Task to carry out: Report how many lines of the listing below include the word "name". Give nothing but the number.

======== Task inputs ========

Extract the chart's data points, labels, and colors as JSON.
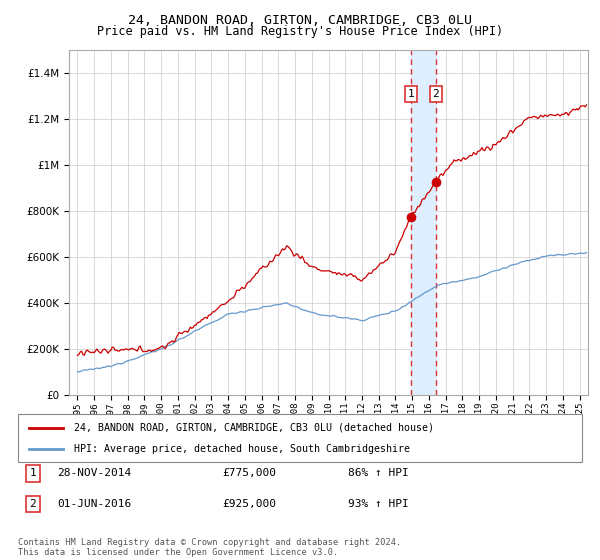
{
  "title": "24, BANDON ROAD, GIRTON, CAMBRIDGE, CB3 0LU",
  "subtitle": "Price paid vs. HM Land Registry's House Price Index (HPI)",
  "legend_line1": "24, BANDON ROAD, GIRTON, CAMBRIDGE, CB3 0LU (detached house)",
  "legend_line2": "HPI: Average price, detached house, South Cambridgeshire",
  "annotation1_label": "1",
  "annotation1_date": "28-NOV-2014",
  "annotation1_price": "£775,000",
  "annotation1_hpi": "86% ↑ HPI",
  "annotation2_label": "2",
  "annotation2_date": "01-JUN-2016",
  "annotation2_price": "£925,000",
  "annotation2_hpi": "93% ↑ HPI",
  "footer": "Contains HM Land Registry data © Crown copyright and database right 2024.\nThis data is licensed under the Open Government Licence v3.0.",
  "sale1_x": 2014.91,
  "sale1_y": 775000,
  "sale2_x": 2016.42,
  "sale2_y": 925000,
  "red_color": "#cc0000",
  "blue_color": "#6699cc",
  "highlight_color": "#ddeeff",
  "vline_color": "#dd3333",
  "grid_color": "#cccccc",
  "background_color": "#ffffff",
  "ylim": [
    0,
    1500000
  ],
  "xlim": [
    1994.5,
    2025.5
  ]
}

========
======== Task inputs ========

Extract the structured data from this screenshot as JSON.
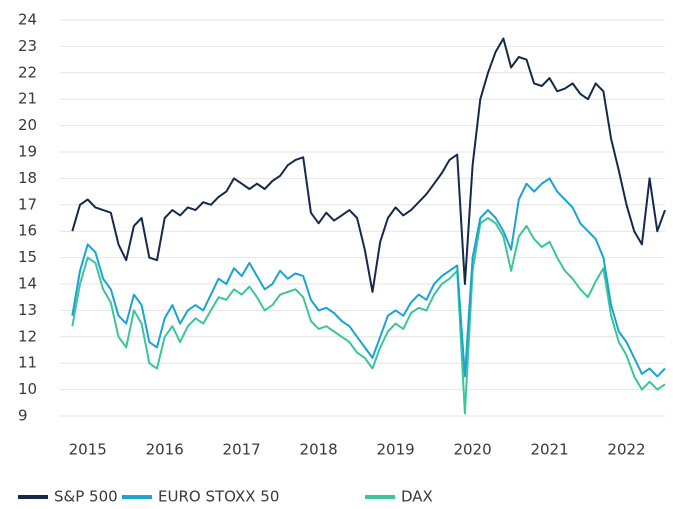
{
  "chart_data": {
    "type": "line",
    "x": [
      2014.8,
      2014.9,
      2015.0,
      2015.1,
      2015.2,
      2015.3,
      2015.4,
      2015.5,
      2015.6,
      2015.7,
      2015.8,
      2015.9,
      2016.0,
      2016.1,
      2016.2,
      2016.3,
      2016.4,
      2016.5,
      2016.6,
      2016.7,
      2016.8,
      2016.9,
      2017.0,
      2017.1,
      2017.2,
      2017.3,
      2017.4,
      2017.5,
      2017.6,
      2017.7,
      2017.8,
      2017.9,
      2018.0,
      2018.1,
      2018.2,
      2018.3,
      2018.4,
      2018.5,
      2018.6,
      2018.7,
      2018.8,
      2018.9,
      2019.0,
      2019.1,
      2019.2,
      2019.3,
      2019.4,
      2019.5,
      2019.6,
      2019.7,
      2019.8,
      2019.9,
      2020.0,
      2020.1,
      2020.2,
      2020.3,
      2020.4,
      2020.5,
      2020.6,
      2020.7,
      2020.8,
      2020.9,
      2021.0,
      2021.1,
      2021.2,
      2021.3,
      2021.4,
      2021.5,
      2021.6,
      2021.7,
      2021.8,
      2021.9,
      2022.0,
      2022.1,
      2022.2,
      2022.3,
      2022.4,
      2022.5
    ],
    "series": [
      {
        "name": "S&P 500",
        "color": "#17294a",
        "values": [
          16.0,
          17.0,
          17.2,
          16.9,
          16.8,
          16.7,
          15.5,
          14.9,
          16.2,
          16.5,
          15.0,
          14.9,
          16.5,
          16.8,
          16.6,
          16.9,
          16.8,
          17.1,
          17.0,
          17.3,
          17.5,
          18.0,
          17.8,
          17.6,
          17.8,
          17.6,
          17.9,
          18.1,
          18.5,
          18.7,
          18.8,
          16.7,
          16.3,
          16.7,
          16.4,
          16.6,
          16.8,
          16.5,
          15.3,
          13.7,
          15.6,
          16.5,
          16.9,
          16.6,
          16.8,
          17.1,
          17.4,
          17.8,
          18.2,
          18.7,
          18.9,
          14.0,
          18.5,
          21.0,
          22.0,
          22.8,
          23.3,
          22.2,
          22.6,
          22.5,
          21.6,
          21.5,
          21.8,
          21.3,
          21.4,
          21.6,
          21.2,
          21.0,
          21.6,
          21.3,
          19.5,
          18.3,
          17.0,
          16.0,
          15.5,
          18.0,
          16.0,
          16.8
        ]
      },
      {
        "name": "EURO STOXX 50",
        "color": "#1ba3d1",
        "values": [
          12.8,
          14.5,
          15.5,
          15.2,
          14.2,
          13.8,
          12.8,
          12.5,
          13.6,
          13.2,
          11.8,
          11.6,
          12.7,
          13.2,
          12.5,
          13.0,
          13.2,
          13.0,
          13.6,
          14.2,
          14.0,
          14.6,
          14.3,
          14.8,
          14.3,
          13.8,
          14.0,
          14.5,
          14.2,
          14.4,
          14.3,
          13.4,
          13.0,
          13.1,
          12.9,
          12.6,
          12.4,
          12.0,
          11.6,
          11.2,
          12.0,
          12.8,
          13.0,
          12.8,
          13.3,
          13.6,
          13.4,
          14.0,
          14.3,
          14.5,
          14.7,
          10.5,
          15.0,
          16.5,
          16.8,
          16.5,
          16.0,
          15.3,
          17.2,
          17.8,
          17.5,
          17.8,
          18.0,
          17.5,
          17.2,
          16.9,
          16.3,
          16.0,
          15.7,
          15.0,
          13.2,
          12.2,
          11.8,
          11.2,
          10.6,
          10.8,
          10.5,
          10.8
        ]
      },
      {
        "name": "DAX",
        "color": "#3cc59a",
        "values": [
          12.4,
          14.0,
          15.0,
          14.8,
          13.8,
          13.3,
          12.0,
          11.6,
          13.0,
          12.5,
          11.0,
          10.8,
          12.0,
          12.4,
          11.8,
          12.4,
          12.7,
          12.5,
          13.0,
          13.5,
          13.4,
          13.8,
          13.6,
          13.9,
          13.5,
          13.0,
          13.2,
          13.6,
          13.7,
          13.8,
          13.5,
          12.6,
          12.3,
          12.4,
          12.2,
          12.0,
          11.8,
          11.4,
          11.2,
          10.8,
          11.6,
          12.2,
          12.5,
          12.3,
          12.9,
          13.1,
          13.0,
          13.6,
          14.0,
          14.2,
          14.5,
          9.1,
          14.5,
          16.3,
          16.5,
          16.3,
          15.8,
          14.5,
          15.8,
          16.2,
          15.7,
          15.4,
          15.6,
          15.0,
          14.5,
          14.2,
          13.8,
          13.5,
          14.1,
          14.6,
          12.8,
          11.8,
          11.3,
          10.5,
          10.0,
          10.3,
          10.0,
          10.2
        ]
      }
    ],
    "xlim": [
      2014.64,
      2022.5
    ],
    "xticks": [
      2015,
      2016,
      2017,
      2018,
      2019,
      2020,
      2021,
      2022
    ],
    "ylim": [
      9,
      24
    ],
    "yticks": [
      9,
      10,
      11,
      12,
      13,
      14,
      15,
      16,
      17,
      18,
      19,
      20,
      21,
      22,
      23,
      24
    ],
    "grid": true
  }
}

========

Output below: 3